▶ **Exercise prompt**
Repeat each entry exactly and drop the pictures.

━━━ Dataset entries ━━━

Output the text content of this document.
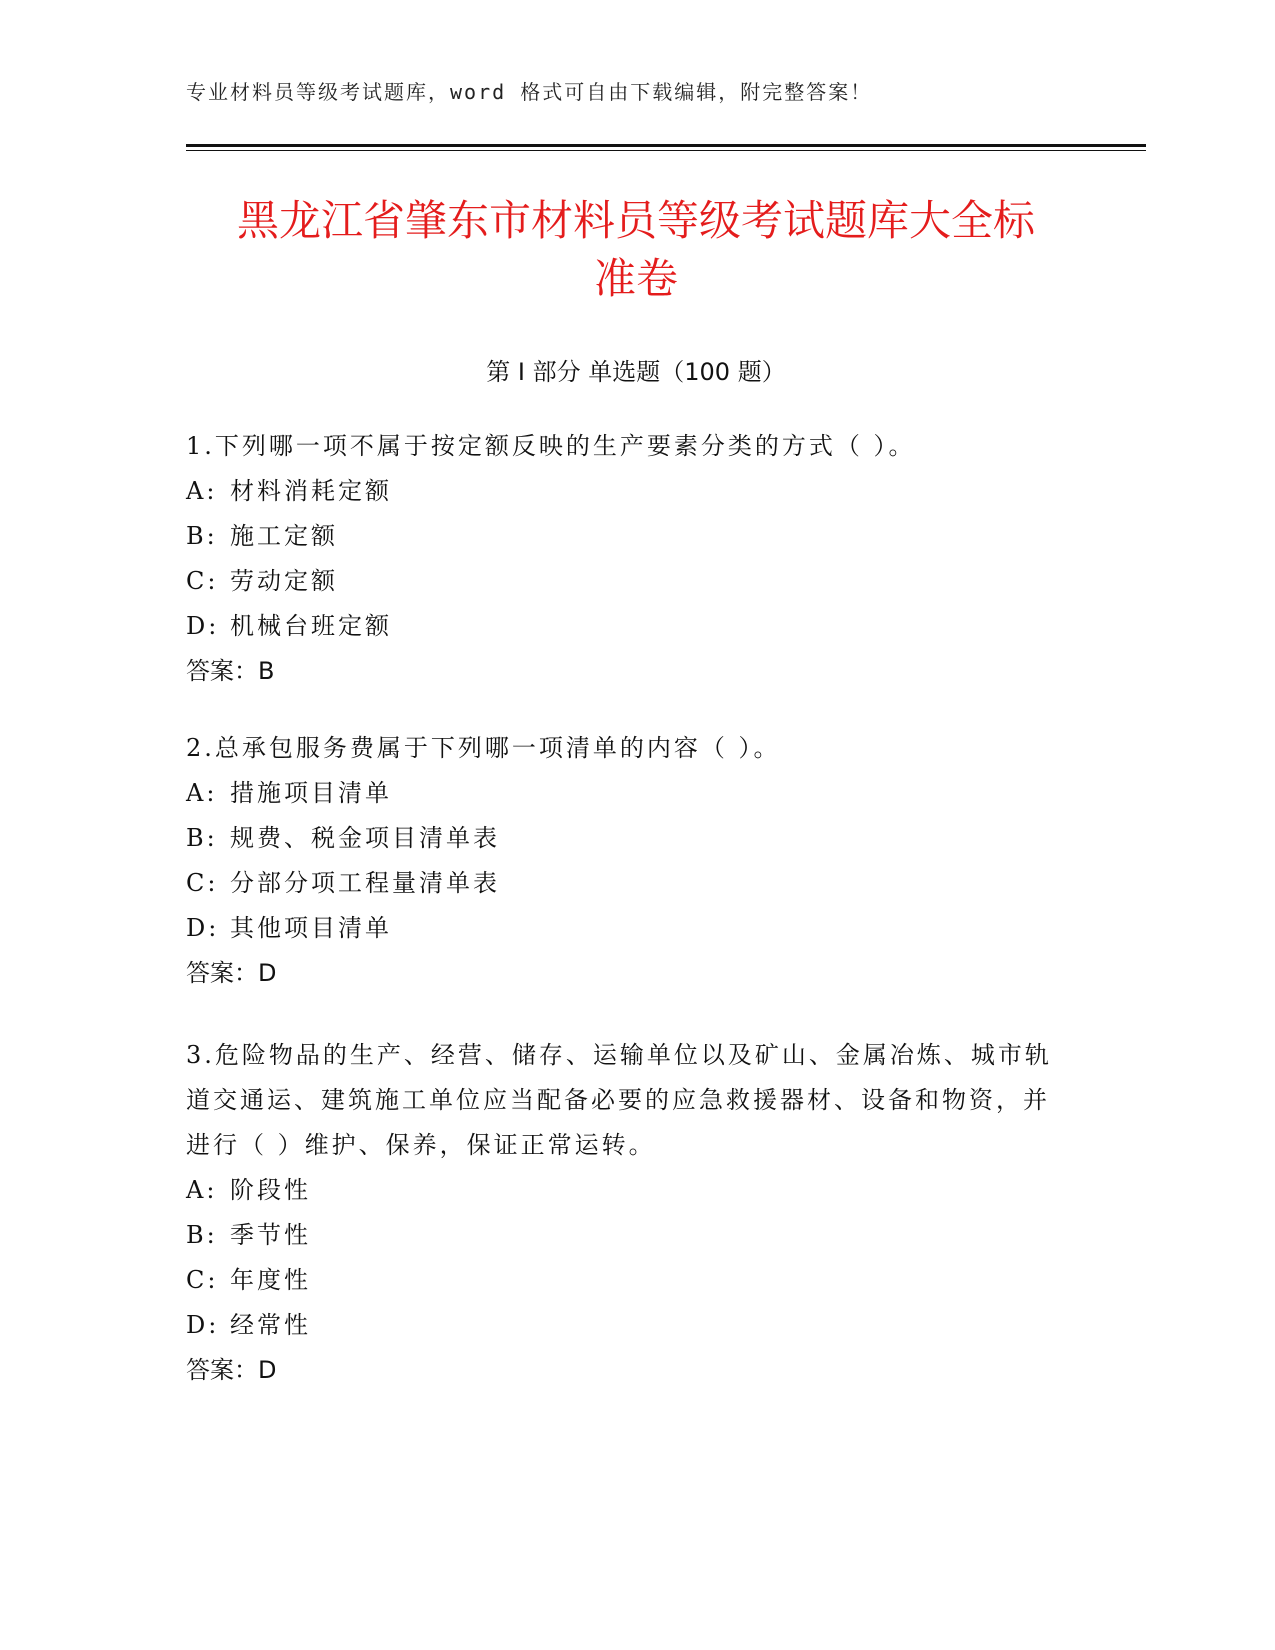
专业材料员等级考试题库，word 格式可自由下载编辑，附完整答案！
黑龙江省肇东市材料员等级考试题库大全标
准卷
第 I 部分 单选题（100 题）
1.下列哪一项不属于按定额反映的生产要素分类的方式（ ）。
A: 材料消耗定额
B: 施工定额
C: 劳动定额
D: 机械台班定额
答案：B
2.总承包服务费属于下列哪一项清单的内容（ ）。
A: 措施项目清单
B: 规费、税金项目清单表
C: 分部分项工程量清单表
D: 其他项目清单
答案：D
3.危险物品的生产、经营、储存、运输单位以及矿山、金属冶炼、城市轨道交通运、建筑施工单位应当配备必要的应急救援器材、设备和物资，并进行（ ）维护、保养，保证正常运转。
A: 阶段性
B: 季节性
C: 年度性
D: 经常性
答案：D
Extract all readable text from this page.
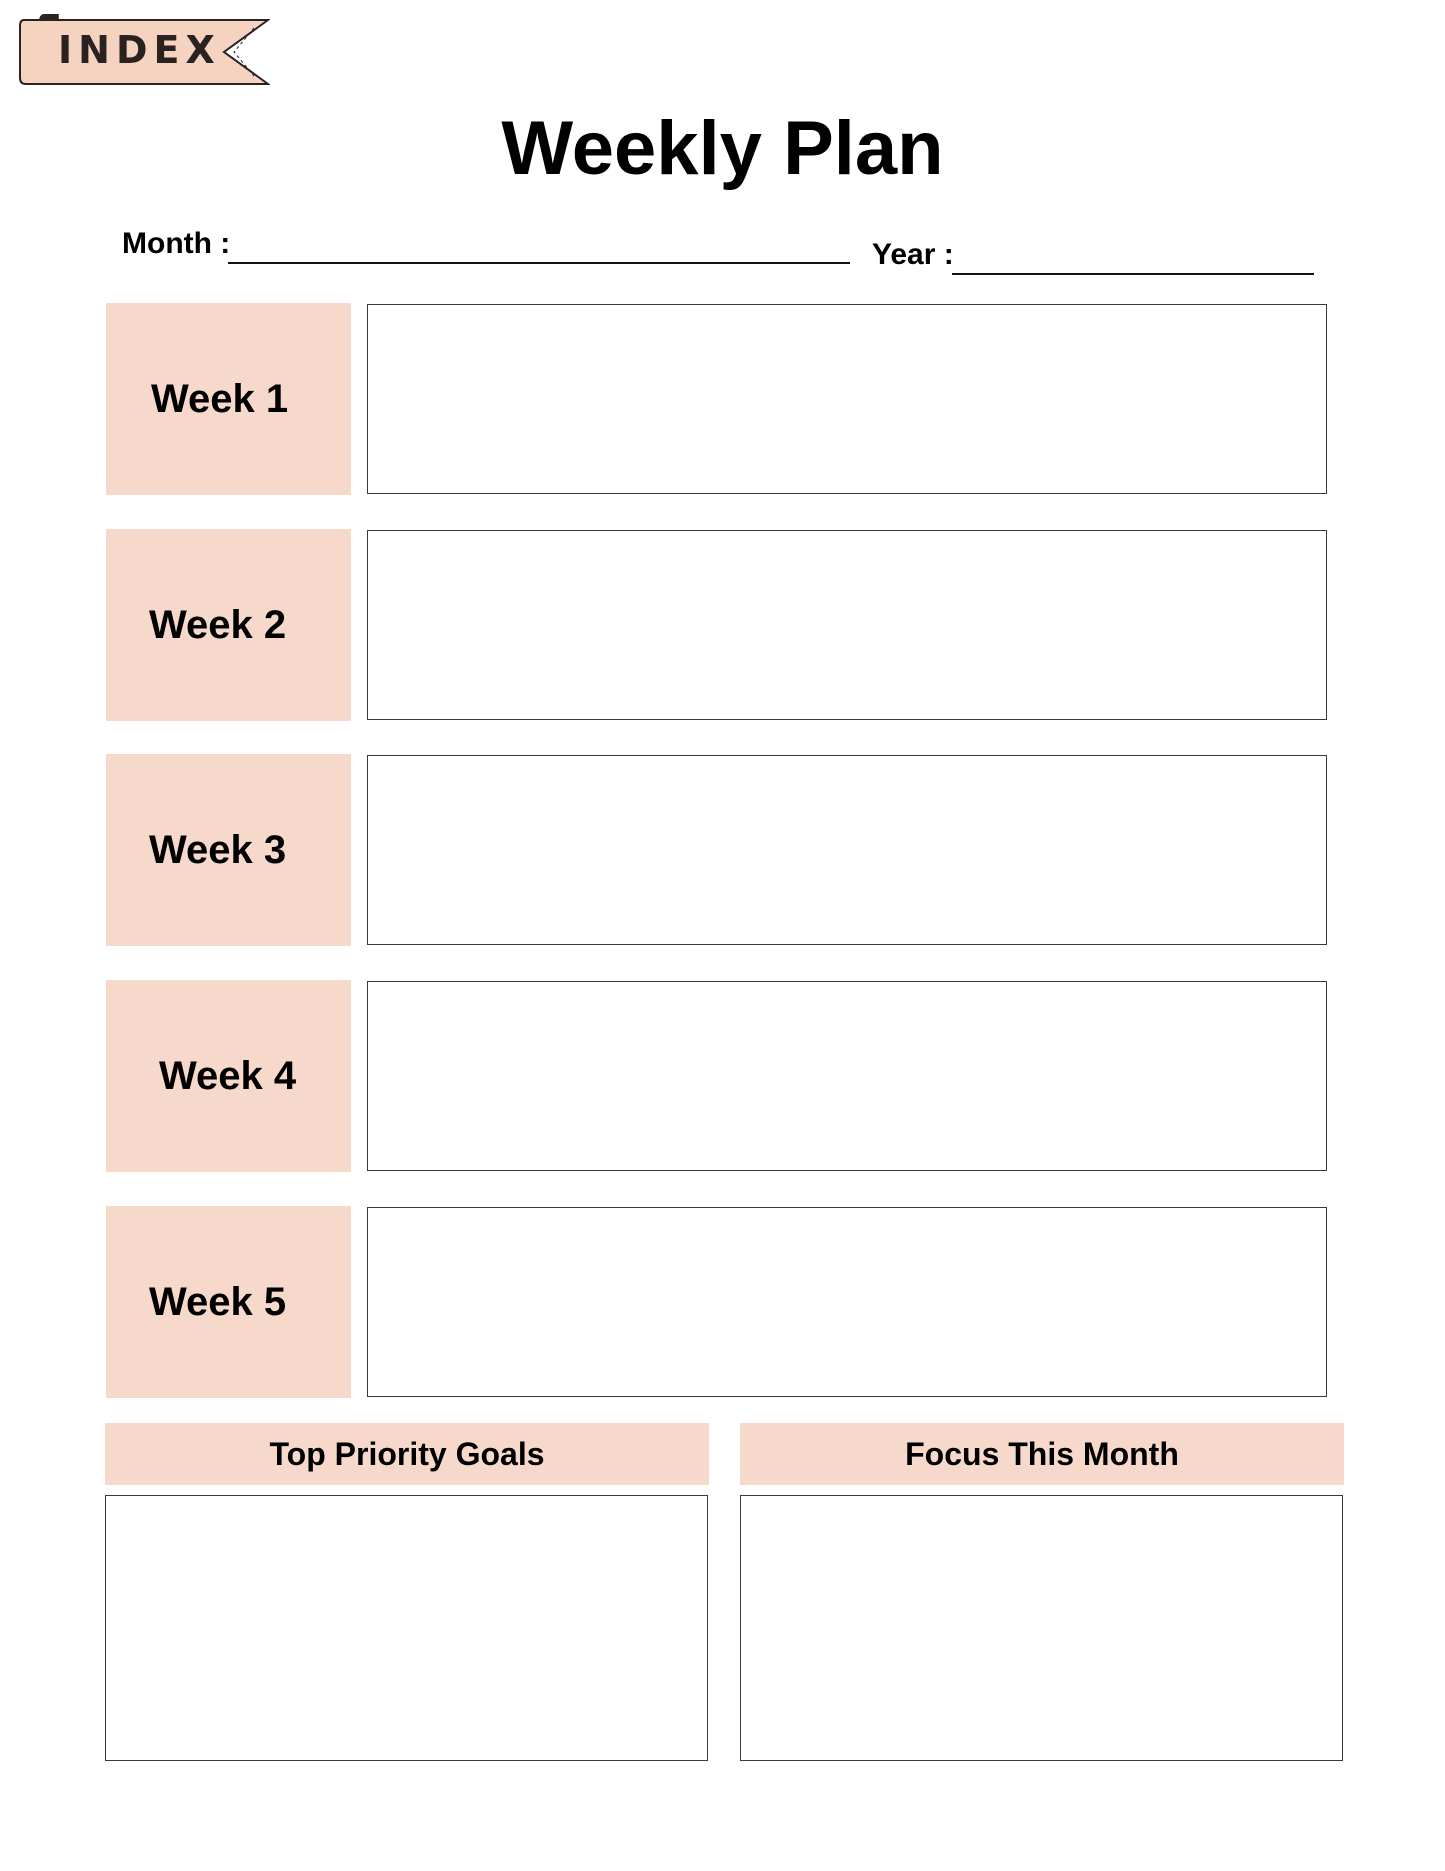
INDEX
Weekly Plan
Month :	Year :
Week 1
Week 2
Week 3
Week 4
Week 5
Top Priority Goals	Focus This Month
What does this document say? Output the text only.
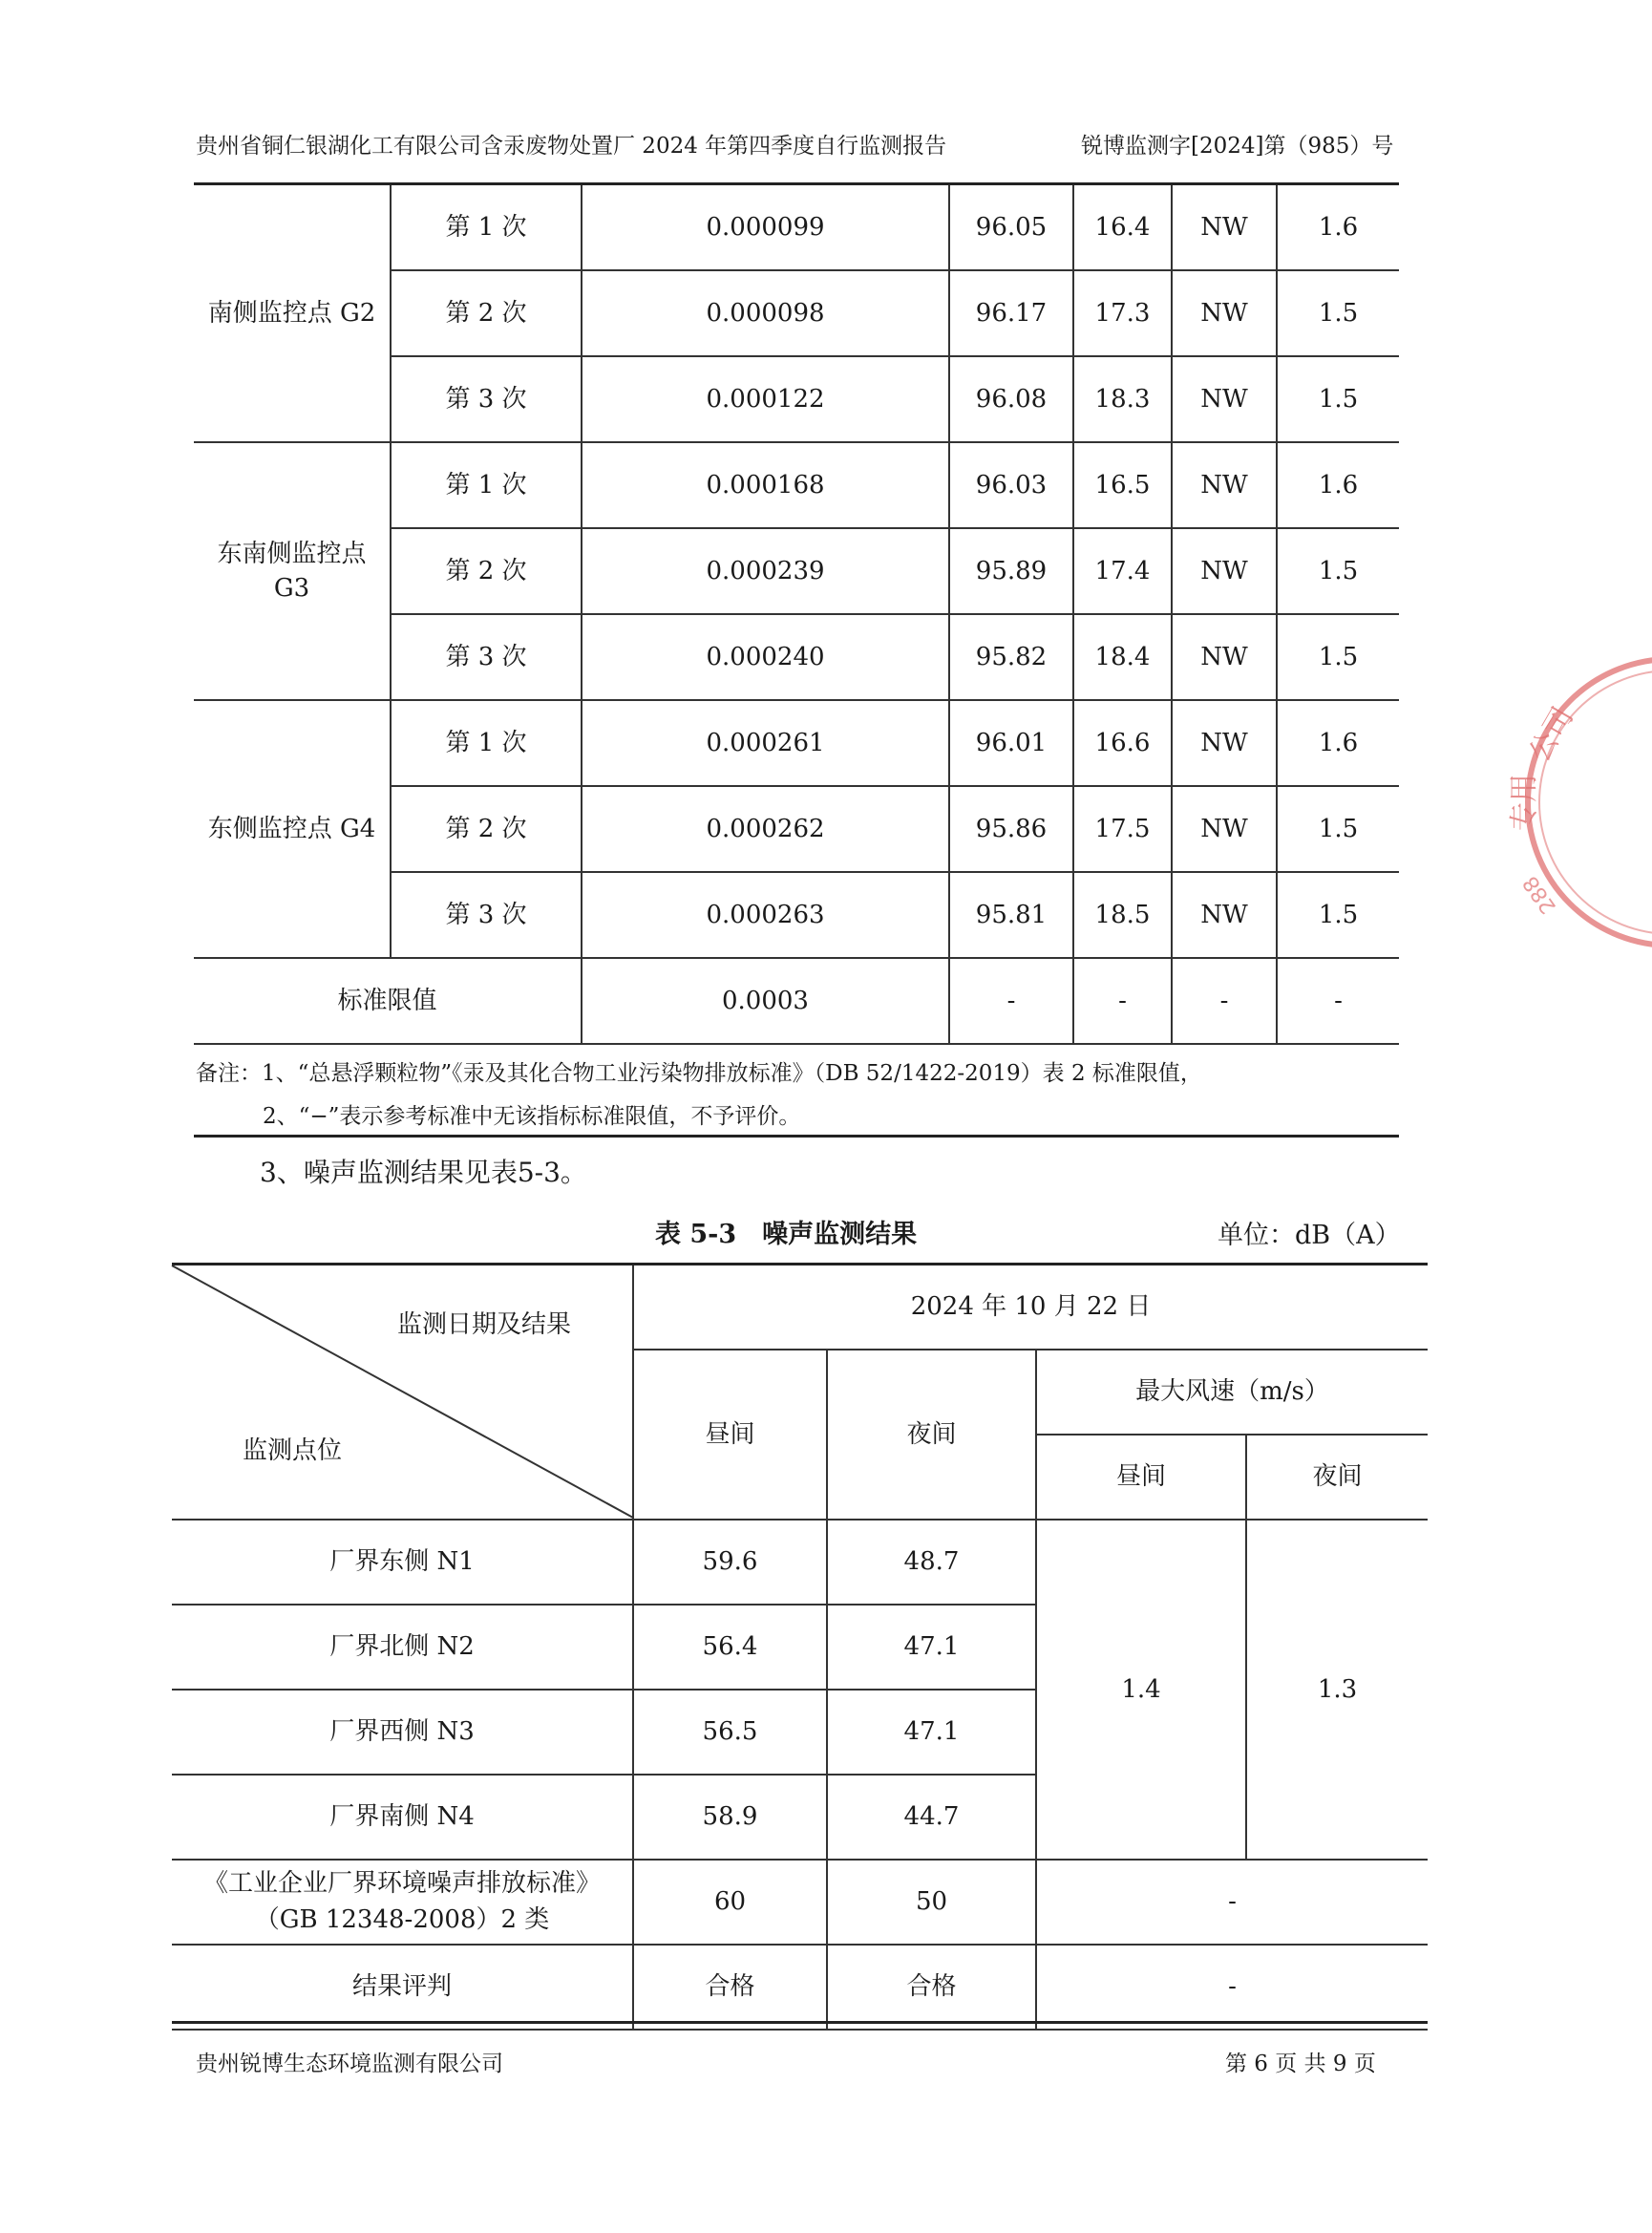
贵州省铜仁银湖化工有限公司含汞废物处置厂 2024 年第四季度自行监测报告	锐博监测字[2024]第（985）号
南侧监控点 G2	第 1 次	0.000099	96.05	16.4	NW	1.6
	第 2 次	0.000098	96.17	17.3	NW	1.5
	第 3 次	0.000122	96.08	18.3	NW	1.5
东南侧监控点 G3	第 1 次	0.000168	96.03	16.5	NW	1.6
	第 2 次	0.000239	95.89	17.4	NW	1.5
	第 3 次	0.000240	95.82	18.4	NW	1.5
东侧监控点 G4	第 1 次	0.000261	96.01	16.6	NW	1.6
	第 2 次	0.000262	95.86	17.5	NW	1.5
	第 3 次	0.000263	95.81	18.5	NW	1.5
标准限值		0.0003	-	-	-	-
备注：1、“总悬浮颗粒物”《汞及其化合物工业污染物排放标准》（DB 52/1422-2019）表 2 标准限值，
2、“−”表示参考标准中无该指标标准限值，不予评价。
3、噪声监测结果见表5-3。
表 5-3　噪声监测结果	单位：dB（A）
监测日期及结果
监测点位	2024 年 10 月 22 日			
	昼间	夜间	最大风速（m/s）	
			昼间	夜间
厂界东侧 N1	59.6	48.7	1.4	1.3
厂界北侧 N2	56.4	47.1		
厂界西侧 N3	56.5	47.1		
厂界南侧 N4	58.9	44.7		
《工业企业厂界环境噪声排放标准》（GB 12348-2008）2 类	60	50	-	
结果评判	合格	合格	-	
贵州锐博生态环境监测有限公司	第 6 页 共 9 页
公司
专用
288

━━━

▶ **Result**
Output the text content of this document.
专业材料员等级考试题库，word 格式可自由下载编辑，附完整答案！
黑龙江省肇东市材料员等级考试题库大全标
准卷
第 I 部分 单选题（100 题）
1.下列哪一项不属于按定额反映的生产要素分类的方式（ ）。
A: 材料消耗定额
B: 施工定额
C: 劳动定额
D: 机械台班定额
答案：B
2.总承包服务费属于下列哪一项清单的内容（ ）。
A: 措施项目清单
B: 规费、税金项目清单表
C: 分部分项工程量清单表
D: 其他项目清单
答案：D
3.危险物品的生产、经营、储存、运输单位以及矿山、金属冶炼、城市轨道交通运、建筑施工单位应当配备必要的应急救援器材、设备和物资，并进行（ ）维护、保养，保证正常运转。
A: 阶段性
B: 季节性
C: 年度性
D: 经常性
答案：D
Extract all readable text from this page.
INDEX
Weekly Plan
Month :	Year :
Week 1
Week 2
Week 3
Week 4
Week 5
Top Priority Goals	Focus This Month
What does this document say? Output the text only.
贵州省铜仁银湖化工有限公司含汞废物处置厂 2024 年第四季度自行监测报告	锐博监测字[2024]第（985）号
南侧监控点 G2	第 1 次	0.000099	96.05	16.4	NW	1.6
	第 2 次	0.000098	96.17	17.3	NW	1.5
	第 3 次	0.000122	96.08	18.3	NW	1.5
东南侧监控点 G3	第 1 次	0.000168	96.03	16.5	NW	1.6
	第 2 次	0.000239	95.89	17.4	NW	1.5
	第 3 次	0.000240	95.82	18.4	NW	1.5
东侧监控点 G4	第 1 次	0.000261	96.01	16.6	NW	1.6
	第 2 次	0.000262	95.86	17.5	NW	1.5
	第 3 次	0.000263	95.81	18.5	NW	1.5
标准限值		0.0003	-	-	-	-
备注：1、“总悬浮颗粒物”《汞及其化合物工业污染物排放标准》（DB 52/1422-2019）表 2 标准限值，
2、“−”表示参考标准中无该指标标准限值，不予评价。
3、噪声监测结果见表5-3。
表 5-3　噪声监测结果	单位：dB（A）
监测日期及结果
监测点位	2024 年 10 月 22 日			
	昼间	夜间	最大风速（m/s）	
			昼间	夜间
厂界东侧 N1	59.6	48.7	1.4	1.3
厂界北侧 N2	56.4	47.1		
厂界西侧 N3	56.5	47.1		
厂界南侧 N4	58.9	44.7		
《工业企业厂界环境噪声排放标准》（GB 12348-2008）2 类	60	50	-	
结果评判	合格	合格	-	
贵州锐博生态环境监测有限公司	第 6 页 共 9 页
公司
专用
288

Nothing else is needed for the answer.